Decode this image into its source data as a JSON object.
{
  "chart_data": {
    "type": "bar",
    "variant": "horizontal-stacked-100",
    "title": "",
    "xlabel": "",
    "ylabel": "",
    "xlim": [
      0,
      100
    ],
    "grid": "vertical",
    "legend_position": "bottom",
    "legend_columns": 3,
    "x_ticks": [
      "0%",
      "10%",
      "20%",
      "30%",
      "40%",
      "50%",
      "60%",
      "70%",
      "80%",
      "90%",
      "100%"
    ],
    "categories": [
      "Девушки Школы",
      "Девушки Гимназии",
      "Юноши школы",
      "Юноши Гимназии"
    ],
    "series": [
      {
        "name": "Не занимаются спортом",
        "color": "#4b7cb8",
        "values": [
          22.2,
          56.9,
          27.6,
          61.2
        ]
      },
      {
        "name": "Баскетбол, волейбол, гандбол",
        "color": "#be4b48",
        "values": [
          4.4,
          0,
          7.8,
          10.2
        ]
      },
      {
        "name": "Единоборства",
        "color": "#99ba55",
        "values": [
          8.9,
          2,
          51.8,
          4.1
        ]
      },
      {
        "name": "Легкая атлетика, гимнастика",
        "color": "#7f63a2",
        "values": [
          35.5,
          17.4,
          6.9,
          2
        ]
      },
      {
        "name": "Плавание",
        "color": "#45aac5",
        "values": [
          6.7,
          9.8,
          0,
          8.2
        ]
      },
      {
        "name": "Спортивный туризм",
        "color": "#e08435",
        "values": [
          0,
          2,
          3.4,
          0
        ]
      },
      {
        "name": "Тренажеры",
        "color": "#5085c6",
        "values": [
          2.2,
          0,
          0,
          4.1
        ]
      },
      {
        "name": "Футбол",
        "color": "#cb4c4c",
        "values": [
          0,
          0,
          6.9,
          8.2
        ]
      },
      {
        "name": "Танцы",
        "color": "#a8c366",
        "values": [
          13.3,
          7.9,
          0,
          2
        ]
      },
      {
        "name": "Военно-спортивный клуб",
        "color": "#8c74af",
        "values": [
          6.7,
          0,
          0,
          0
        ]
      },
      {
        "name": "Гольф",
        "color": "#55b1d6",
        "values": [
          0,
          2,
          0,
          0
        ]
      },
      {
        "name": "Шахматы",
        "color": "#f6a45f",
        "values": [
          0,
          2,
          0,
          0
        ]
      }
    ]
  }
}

________________________

__What the task requires__:
Return the material in full, exactly as shown.

__Exercise output__:
Decode this image into its source data as a JSON object.
{
  "chart_data": {
    "type": "bar",
    "variant": "horizontal-stacked-100",
    "title": "",
    "xlabel": "",
    "ylabel": "",
    "xlim": [
      0,
      100
    ],
    "grid": "vertical",
    "legend_position": "bottom",
    "legend_columns": 3,
    "x_ticks": [
      "0%",
      "10%",
      "20%",
      "30%",
      "40%",
      "50%",
      "60%",
      "70%",
      "80%",
      "90%",
      "100%"
    ],
    "categories": [
      "Девушки Школы",
      "Девушки Гимназии",
      "Юноши школы",
      "Юноши Гимназии"
    ],
    "series": [
      {
        "name": "Не занимаются спортом",
        "color": "#4b7cb8",
        "values": [
          22.2,
          56.9,
          27.6,
          61.2
        ]
      },
      {
        "name": "Баскетбол, волейбол, гандбол",
        "color": "#be4b48",
        "values": [
          4.4,
          0,
          7.8,
          10.2
        ]
      },
      {
        "name": "Единоборства",
        "color": "#99ba55",
        "values": [
          8.9,
          2,
          51.8,
          4.1
        ]
      },
      {
        "name": "Легкая атлетика, гимнастика",
        "color": "#7f63a2",
        "values": [
          35.5,
          17.4,
          6.9,
          2
        ]
      },
      {
        "name": "Плавание",
        "color": "#45aac5",
        "values": [
          6.7,
          9.8,
          0,
          8.2
        ]
      },
      {
        "name": "Спортивный туризм",
        "color": "#e08435",
        "values": [
          0,
          2,
          3.4,
          0
        ]
      },
      {
        "name": "Тренажеры",
        "color": "#5085c6",
        "values": [
          2.2,
          0,
          0,
          4.1
        ]
      },
      {
        "name": "Футбол",
        "color": "#cb4c4c",
        "values": [
          0,
          0,
          6.9,
          8.2
        ]
      },
      {
        "name": "Танцы",
        "color": "#a8c366",
        "values": [
          13.3,
          7.9,
          0,
          2
        ]
      },
      {
        "name": "Военно-спортивный клуб",
        "color": "#8c74af",
        "values": [
          6.7,
          0,
          0,
          0
        ]
      },
      {
        "name": "Гольф",
        "color": "#55b1d6",
        "values": [
          0,
          2,
          0,
          0
        ]
      },
      {
        "name": "Шахматы",
        "color": "#f6a45f",
        "values": [
          0,
          2,
          0,
          0
        ]
      }
    ]
  }
}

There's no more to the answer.